■ **GOAL OF THE EXERCISE**: What is needed here is an exact copy of every entry.

++++++

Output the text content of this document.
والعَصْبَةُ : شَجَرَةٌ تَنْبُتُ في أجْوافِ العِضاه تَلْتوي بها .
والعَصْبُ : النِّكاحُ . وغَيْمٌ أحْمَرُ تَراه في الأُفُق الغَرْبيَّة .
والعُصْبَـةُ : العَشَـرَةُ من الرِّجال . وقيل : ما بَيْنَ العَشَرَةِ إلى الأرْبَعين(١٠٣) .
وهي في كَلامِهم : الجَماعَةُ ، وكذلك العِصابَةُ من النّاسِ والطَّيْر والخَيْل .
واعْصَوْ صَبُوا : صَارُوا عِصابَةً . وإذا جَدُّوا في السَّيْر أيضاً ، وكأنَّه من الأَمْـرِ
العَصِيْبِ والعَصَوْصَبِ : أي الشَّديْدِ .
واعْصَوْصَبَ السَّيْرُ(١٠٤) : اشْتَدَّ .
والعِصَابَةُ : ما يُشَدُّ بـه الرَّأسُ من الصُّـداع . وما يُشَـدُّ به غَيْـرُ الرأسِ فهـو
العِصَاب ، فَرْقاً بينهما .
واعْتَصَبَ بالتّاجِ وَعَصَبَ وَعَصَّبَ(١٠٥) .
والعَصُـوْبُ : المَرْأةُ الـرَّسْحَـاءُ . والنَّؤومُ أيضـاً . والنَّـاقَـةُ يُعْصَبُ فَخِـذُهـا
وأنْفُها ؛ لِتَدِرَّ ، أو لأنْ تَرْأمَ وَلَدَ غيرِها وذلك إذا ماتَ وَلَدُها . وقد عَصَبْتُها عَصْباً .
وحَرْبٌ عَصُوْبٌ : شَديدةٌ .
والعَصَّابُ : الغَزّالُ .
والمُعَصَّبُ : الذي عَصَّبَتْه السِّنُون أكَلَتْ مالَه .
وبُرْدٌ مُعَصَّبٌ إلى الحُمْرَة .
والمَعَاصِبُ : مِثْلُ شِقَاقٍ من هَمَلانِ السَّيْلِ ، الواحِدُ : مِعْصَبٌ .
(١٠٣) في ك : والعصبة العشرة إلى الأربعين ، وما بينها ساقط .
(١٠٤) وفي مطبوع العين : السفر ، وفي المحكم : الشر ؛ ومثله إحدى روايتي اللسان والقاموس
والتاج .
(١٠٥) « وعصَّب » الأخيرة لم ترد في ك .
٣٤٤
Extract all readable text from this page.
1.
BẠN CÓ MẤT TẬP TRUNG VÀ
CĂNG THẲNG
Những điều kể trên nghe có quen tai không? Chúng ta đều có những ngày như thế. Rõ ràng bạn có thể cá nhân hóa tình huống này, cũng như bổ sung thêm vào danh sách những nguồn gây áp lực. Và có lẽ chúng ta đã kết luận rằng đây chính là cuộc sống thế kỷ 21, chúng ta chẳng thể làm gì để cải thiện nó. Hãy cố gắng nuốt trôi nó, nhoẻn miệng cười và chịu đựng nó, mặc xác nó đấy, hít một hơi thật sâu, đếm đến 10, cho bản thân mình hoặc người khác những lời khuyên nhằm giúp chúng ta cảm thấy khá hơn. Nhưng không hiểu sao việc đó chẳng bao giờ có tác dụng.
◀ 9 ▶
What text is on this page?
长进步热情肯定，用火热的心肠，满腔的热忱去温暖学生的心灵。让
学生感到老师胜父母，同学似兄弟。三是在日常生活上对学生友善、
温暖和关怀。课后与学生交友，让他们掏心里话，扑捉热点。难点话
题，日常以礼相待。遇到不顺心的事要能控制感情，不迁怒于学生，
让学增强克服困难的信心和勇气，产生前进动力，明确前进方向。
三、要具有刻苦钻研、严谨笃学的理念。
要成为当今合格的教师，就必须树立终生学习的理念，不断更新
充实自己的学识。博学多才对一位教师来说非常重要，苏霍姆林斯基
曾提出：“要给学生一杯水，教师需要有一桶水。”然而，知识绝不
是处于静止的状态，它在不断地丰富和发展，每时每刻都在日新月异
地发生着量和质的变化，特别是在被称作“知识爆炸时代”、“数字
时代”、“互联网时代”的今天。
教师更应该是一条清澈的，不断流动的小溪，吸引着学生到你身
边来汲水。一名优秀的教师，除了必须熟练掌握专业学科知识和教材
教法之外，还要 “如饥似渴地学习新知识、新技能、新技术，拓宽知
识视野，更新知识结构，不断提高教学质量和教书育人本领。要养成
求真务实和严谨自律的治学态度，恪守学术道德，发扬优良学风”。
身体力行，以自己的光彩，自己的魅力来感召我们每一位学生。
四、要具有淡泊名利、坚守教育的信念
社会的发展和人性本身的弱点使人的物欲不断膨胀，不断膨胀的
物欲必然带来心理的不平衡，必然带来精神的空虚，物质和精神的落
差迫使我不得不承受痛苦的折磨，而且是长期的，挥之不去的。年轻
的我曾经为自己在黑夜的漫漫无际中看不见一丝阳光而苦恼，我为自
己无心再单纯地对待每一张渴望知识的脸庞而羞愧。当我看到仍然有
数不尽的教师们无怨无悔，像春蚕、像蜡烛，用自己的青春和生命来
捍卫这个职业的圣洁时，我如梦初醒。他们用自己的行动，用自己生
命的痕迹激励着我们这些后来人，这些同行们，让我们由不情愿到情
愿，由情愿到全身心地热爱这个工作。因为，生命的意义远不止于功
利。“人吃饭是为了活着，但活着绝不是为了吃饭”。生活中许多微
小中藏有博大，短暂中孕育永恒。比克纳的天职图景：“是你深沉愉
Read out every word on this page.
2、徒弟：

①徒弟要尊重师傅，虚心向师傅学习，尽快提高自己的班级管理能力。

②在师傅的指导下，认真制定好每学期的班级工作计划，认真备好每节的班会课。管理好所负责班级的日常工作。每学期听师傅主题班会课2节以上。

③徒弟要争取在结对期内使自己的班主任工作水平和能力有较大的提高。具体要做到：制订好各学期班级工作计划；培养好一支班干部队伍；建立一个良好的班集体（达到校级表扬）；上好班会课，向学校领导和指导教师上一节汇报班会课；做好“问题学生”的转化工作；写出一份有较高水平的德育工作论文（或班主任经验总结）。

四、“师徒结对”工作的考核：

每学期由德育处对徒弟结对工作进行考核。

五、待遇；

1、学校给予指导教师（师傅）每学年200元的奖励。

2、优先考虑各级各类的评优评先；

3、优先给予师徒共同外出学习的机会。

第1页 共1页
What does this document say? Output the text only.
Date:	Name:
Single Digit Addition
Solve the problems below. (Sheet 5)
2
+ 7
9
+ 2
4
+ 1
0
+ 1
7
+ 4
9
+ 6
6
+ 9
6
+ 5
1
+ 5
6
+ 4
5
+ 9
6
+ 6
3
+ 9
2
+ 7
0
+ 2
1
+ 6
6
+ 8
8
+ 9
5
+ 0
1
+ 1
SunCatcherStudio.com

++++++

■ **WORKED SOLUTION**:
Output the text content of this document.
والعَصْبَةُ : شَجَرَةٌ تَنْبُتُ في أجْوافِ العِضاه تَلْتوي بها .
والعَصْبُ : النِّكاحُ . وغَيْمٌ أحْمَرُ تَراه في الأُفُق الغَرْبيَّة .
والعُصْبَـةُ : العَشَـرَةُ من الرِّجال . وقيل : ما بَيْنَ العَشَرَةِ إلى الأرْبَعين(١٠٣) .
وهي في كَلامِهم : الجَماعَةُ ، وكذلك العِصابَةُ من النّاسِ والطَّيْر والخَيْل .
واعْصَوْ صَبُوا : صَارُوا عِصابَةً . وإذا جَدُّوا في السَّيْر أيضاً ، وكأنَّه من الأَمْـرِ
العَصِيْبِ والعَصَوْصَبِ : أي الشَّديْدِ .
واعْصَوْصَبَ السَّيْرُ(١٠٤) : اشْتَدَّ .
والعِصَابَةُ : ما يُشَدُّ بـه الرَّأسُ من الصُّـداع . وما يُشَـدُّ به غَيْـرُ الرأسِ فهـو
العِصَاب ، فَرْقاً بينهما .
واعْتَصَبَ بالتّاجِ وَعَصَبَ وَعَصَّبَ(١٠٥) .
والعَصُـوْبُ : المَرْأةُ الـرَّسْحَـاءُ . والنَّؤومُ أيضـاً . والنَّـاقَـةُ يُعْصَبُ فَخِـذُهـا
وأنْفُها ؛ لِتَدِرَّ ، أو لأنْ تَرْأمَ وَلَدَ غيرِها وذلك إذا ماتَ وَلَدُها . وقد عَصَبْتُها عَصْباً .
وحَرْبٌ عَصُوْبٌ : شَديدةٌ .
والعَصَّابُ : الغَزّالُ .
والمُعَصَّبُ : الذي عَصَّبَتْه السِّنُون أكَلَتْ مالَه .
وبُرْدٌ مُعَصَّبٌ إلى الحُمْرَة .
والمَعَاصِبُ : مِثْلُ شِقَاقٍ من هَمَلانِ السَّيْلِ ، الواحِدُ : مِعْصَبٌ .
(١٠٣) في ك : والعصبة العشرة إلى الأربعين ، وما بينها ساقط .
(١٠٤) وفي مطبوع العين : السفر ، وفي المحكم : الشر ؛ ومثله إحدى روايتي اللسان والقاموس
والتاج .
(١٠٥) « وعصَّب » الأخيرة لم ترد في ك .
٣٤٤
Extract all readable text from this page.
1.
BẠN CÓ MẤT TẬP TRUNG VÀ
CĂNG THẲNG
Những điều kể trên nghe có quen tai không? Chúng ta đều có những ngày như thế. Rõ ràng bạn có thể cá nhân hóa tình huống này, cũng như bổ sung thêm vào danh sách những nguồn gây áp lực. Và có lẽ chúng ta đã kết luận rằng đây chính là cuộc sống thế kỷ 21, chúng ta chẳng thể làm gì để cải thiện nó. Hãy cố gắng nuốt trôi nó, nhoẻn miệng cười và chịu đựng nó, mặc xác nó đấy, hít một hơi thật sâu, đếm đến 10, cho bản thân mình hoặc người khác những lời khuyên nhằm giúp chúng ta cảm thấy khá hơn. Nhưng không hiểu sao việc đó chẳng bao giờ có tác dụng.
◀ 9 ▶
What text is on this page?
长进步热情肯定，用火热的心肠，满腔的热忱去温暖学生的心灵。让
学生感到老师胜父母，同学似兄弟。三是在日常生活上对学生友善、
温暖和关怀。课后与学生交友，让他们掏心里话，扑捉热点。难点话
题，日常以礼相待。遇到不顺心的事要能控制感情，不迁怒于学生，
让学增强克服困难的信心和勇气，产生前进动力，明确前进方向。
三、要具有刻苦钻研、严谨笃学的理念。
要成为当今合格的教师，就必须树立终生学习的理念，不断更新
充实自己的学识。博学多才对一位教师来说非常重要，苏霍姆林斯基
曾提出：“要给学生一杯水，教师需要有一桶水。”然而，知识绝不
是处于静止的状态，它在不断地丰富和发展，每时每刻都在日新月异
地发生着量和质的变化，特别是在被称作“知识爆炸时代”、“数字
时代”、“互联网时代”的今天。
教师更应该是一条清澈的，不断流动的小溪，吸引着学生到你身
边来汲水。一名优秀的教师，除了必须熟练掌握专业学科知识和教材
教法之外，还要 “如饥似渴地学习新知识、新技能、新技术，拓宽知
识视野，更新知识结构，不断提高教学质量和教书育人本领。要养成
求真务实和严谨自律的治学态度，恪守学术道德，发扬优良学风”。
身体力行，以自己的光彩，自己的魅力来感召我们每一位学生。
四、要具有淡泊名利、坚守教育的信念
社会的发展和人性本身的弱点使人的物欲不断膨胀，不断膨胀的
物欲必然带来心理的不平衡，必然带来精神的空虚，物质和精神的落
差迫使我不得不承受痛苦的折磨，而且是长期的，挥之不去的。年轻
的我曾经为自己在黑夜的漫漫无际中看不见一丝阳光而苦恼，我为自
己无心再单纯地对待每一张渴望知识的脸庞而羞愧。当我看到仍然有
数不尽的教师们无怨无悔，像春蚕、像蜡烛，用自己的青春和生命来
捍卫这个职业的圣洁时，我如梦初醒。他们用自己的行动，用自己生
命的痕迹激励着我们这些后来人，这些同行们，让我们由不情愿到情
愿，由情愿到全身心地热爱这个工作。因为，生命的意义远不止于功
利。“人吃饭是为了活着，但活着绝不是为了吃饭”。生活中许多微
小中藏有博大，短暂中孕育永恒。比克纳的天职图景：“是你深沉愉
Read out every word on this page.
2、徒弟：

①徒弟要尊重师傅，虚心向师傅学习，尽快提高自己的班级管理能力。

②在师傅的指导下，认真制定好每学期的班级工作计划，认真备好每节的班会课。管理好所负责班级的日常工作。每学期听师傅主题班会课2节以上。

③徒弟要争取在结对期内使自己的班主任工作水平和能力有较大的提高。具体要做到：制订好各学期班级工作计划；培养好一支班干部队伍；建立一个良好的班集体（达到校级表扬）；上好班会课，向学校领导和指导教师上一节汇报班会课；做好“问题学生”的转化工作；写出一份有较高水平的德育工作论文（或班主任经验总结）。

四、“师徒结对”工作的考核：

每学期由德育处对徒弟结对工作进行考核。

五、待遇；

1、学校给予指导教师（师傅）每学年200元的奖励。

2、优先考虑各级各类的评优评先；

3、优先给予师徒共同外出学习的机会。

第1页 共1页
What does this document say? Output the text only.
Date:	Name:
Single Digit Addition
Solve the problems below. (Sheet 5)
2
+ 7
9
+ 2
4
+ 1
0
+ 1
7
+ 4
9
+ 6
6
+ 9
6
+ 5
1
+ 5
6
+ 4
5
+ 9
6
+ 6
3
+ 9
2
+ 7
0
+ 2
1
+ 6
6
+ 8
8
+ 9
5
+ 0
1
+ 1
SunCatcherStudio.com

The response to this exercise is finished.